>> start RECORDS FOR THE EXERCISE

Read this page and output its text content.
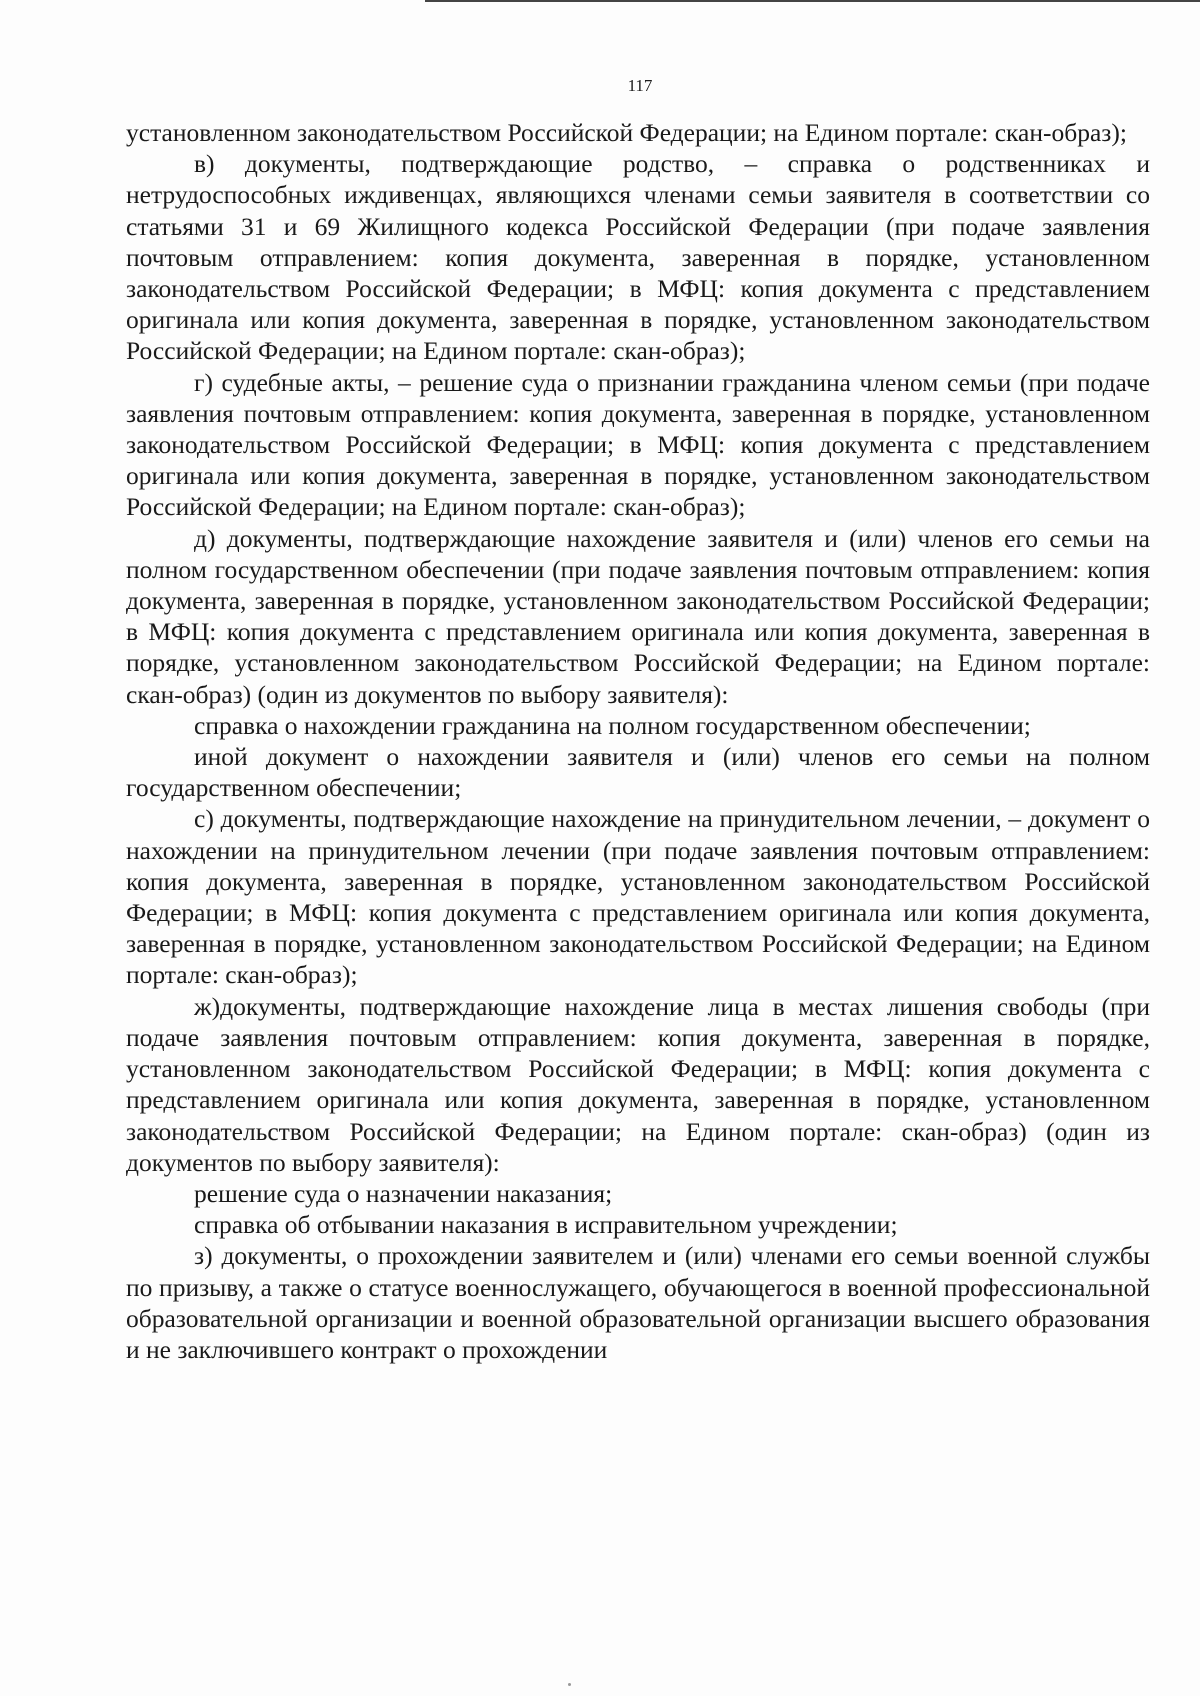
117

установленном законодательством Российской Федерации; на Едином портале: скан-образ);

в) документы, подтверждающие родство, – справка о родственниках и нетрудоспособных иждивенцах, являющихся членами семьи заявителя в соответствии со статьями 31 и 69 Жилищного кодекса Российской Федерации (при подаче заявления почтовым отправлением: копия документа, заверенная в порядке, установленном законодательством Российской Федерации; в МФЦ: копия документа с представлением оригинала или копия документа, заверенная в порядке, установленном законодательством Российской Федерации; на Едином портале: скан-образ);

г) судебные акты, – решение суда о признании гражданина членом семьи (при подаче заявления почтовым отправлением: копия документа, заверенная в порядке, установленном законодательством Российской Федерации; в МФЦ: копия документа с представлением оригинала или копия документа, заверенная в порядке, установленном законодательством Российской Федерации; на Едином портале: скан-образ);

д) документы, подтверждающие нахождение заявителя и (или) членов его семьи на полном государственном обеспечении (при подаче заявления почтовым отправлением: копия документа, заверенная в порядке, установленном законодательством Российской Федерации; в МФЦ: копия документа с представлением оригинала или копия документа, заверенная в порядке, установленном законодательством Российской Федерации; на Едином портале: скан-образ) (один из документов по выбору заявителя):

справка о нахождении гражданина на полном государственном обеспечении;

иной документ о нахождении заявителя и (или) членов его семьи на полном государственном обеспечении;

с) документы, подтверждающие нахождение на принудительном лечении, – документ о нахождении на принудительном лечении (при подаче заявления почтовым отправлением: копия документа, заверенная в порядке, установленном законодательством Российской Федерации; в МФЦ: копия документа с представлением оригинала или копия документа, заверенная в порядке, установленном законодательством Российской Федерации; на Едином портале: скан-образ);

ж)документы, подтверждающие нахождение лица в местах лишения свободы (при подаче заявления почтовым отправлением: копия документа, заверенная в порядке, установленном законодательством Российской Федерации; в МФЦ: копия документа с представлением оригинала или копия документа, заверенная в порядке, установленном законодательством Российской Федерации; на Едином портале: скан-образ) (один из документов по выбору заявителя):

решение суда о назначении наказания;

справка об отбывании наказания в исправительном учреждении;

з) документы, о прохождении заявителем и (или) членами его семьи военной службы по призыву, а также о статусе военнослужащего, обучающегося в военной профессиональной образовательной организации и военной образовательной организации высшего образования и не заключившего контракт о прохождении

>> end RECORDS FOR THE EXERCISE
>> start RECORDS FOR THE EXERCISE

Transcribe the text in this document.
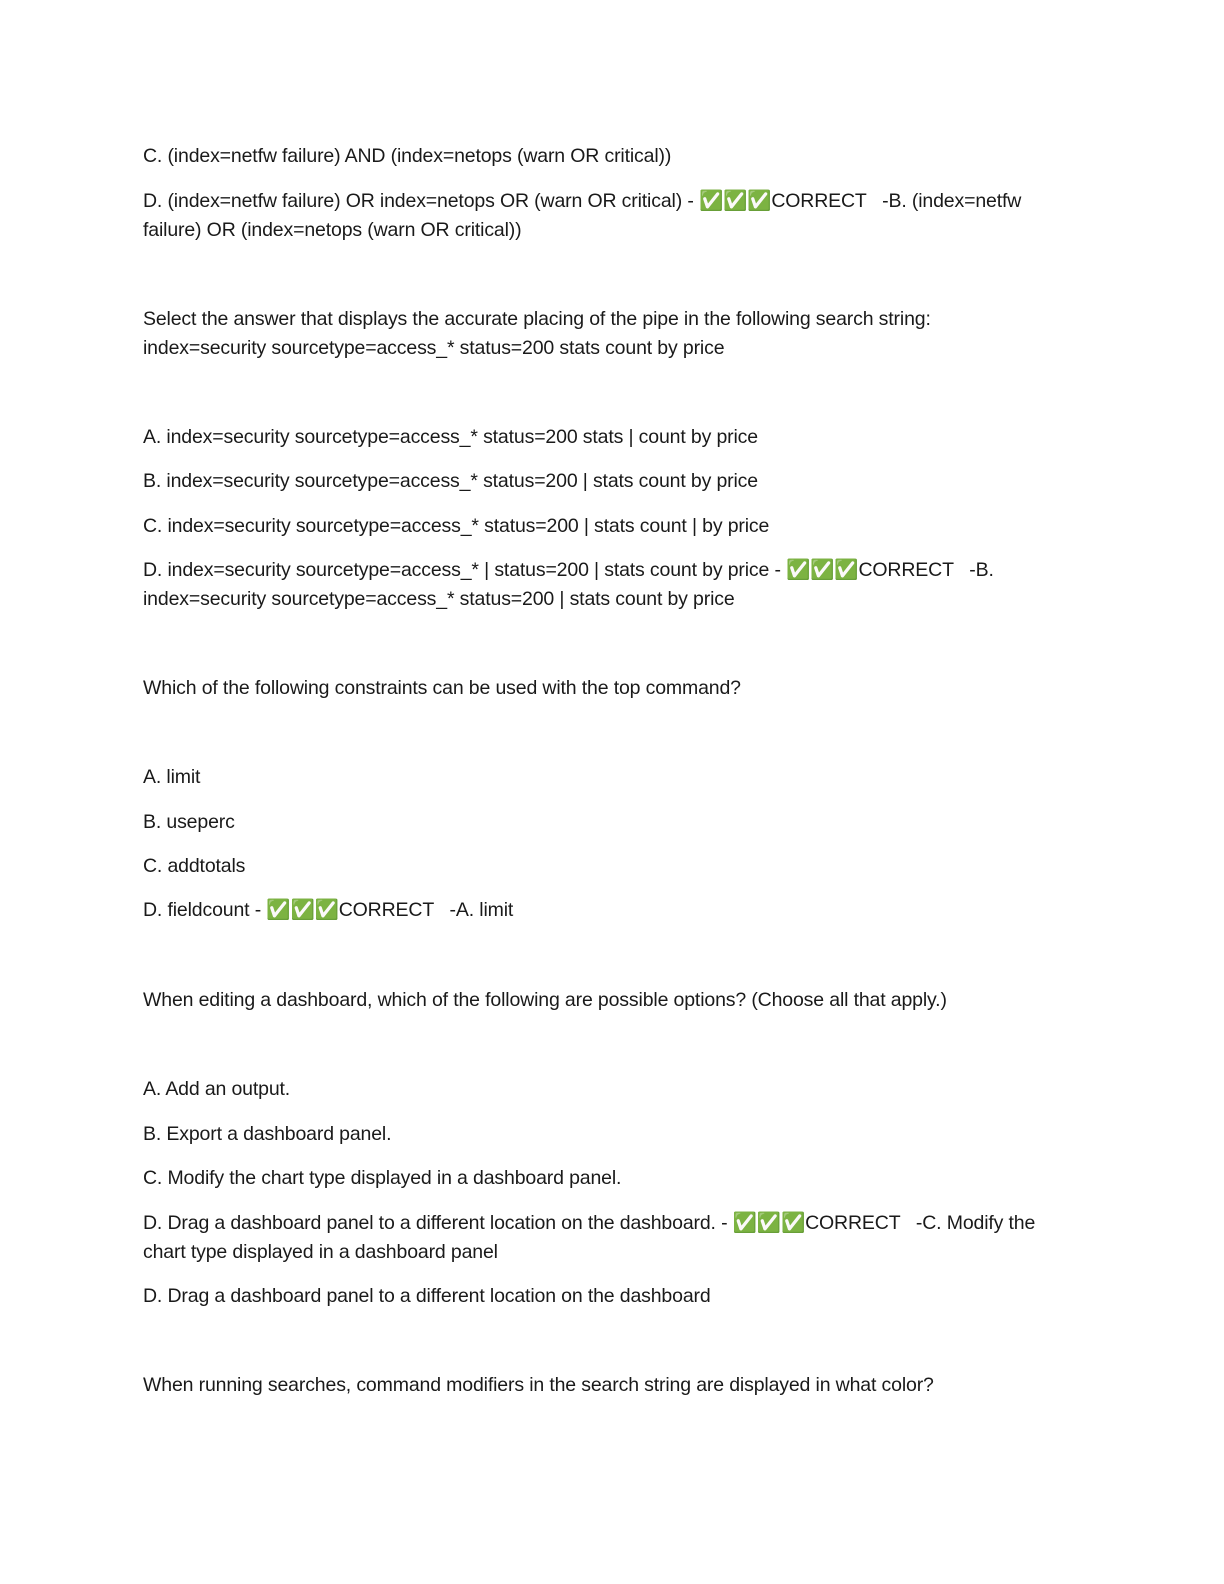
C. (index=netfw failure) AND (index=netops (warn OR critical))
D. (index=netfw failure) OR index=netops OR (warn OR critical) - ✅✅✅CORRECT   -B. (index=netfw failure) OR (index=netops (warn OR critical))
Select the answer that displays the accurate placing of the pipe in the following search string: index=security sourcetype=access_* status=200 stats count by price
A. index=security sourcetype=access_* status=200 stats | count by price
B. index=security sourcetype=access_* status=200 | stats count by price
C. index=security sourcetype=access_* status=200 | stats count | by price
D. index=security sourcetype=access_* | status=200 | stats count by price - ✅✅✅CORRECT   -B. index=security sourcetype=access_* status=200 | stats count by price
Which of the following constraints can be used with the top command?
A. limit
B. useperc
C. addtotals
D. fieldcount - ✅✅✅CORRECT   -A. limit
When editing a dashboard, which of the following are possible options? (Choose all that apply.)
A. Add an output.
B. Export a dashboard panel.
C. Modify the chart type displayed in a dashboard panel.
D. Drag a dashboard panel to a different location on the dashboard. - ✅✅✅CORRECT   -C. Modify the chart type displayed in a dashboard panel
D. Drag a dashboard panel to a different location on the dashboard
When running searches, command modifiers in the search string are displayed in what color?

>> end RECORDS FOR THE EXERCISE

TASK TO COMPLETE
Reply with only the number of lines in the entries that contain the word "limit".

EXPECTED ANSWER
2